(Recorded data)
** START **

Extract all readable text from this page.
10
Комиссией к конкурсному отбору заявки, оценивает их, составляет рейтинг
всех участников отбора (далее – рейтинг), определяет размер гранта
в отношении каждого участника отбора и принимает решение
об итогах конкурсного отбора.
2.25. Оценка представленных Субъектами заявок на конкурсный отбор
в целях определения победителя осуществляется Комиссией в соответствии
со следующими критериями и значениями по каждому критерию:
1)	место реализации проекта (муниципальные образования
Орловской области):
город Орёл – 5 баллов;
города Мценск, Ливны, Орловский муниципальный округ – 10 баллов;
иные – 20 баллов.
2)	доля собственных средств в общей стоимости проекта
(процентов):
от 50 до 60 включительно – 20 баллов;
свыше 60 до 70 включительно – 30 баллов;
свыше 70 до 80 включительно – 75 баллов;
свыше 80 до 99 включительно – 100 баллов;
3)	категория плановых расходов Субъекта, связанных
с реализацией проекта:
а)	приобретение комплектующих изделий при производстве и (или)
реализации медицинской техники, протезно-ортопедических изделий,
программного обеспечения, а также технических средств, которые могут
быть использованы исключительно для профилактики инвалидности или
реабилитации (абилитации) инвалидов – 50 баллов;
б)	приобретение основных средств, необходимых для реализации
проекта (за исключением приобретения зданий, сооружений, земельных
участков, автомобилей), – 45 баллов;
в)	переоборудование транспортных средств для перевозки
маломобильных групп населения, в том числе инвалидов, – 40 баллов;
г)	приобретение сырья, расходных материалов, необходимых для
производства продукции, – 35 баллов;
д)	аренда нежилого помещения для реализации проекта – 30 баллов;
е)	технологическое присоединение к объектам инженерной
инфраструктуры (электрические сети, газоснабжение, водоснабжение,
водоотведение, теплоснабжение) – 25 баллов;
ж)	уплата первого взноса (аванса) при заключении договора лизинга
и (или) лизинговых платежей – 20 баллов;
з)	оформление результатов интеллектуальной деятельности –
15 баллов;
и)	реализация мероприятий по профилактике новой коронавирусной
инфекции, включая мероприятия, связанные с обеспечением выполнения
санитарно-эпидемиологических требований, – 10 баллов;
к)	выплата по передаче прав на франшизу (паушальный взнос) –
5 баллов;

** END **

Reproduce each line verbatim.

Extract all readable text from this page.
10
Комиссией к конкурсному отбору заявки, оценивает их, составляет рейтинг
всех участников отбора (далее – рейтинг), определяет размер гранта
в отношении каждого участника отбора и принимает решение
об итогах конкурсного отбора.
2.25. Оценка представленных Субъектами заявок на конкурсный отбор
в целях определения победителя осуществляется Комиссией в соответствии
со следующими критериями и значениями по каждому критерию:
1)	место реализации проекта (муниципальные образования
Орловской области):
город Орёл – 5 баллов;
города Мценск, Ливны, Орловский муниципальный округ – 10 баллов;
иные – 20 баллов.
2)	доля собственных средств в общей стоимости проекта
(процентов):
от 50 до 60 включительно – 20 баллов;
свыше 60 до 70 включительно – 30 баллов;
свыше 70 до 80 включительно – 75 баллов;
свыше 80 до 99 включительно – 100 баллов;
3)	категория плановых расходов Субъекта, связанных
с реализацией проекта:
а)	приобретение комплектующих изделий при производстве и (или)
реализации медицинской техники, протезно-ортопедических изделий,
программного обеспечения, а также технических средств, которые могут
быть использованы исключительно для профилактики инвалидности или
реабилитации (абилитации) инвалидов – 50 баллов;
б)	приобретение основных средств, необходимых для реализации
проекта (за исключением приобретения зданий, сооружений, земельных
участков, автомобилей), – 45 баллов;
в)	переоборудование транспортных средств для перевозки
маломобильных групп населения, в том числе инвалидов, – 40 баллов;
г)	приобретение сырья, расходных материалов, необходимых для
производства продукции, – 35 баллов;
д)	аренда нежилого помещения для реализации проекта – 30 баллов;
е)	технологическое присоединение к объектам инженерной
инфраструктуры (электрические сети, газоснабжение, водоснабжение,
водоотведение, теплоснабжение) – 25 баллов;
ж)	уплата первого взноса (аванса) при заключении договора лизинга
и (или) лизинговых платежей – 20 баллов;
з)	оформление результатов интеллектуальной деятельности –
15 баллов;
и)	реализация мероприятий по профилактике новой коронавирусной
инфекции, включая мероприятия, связанные с обеспечением выполнения
санитарно-эпидемиологических требований, – 10 баллов;
к)	выплата по передаче прав на франшизу (паушальный взнос) –
5 баллов;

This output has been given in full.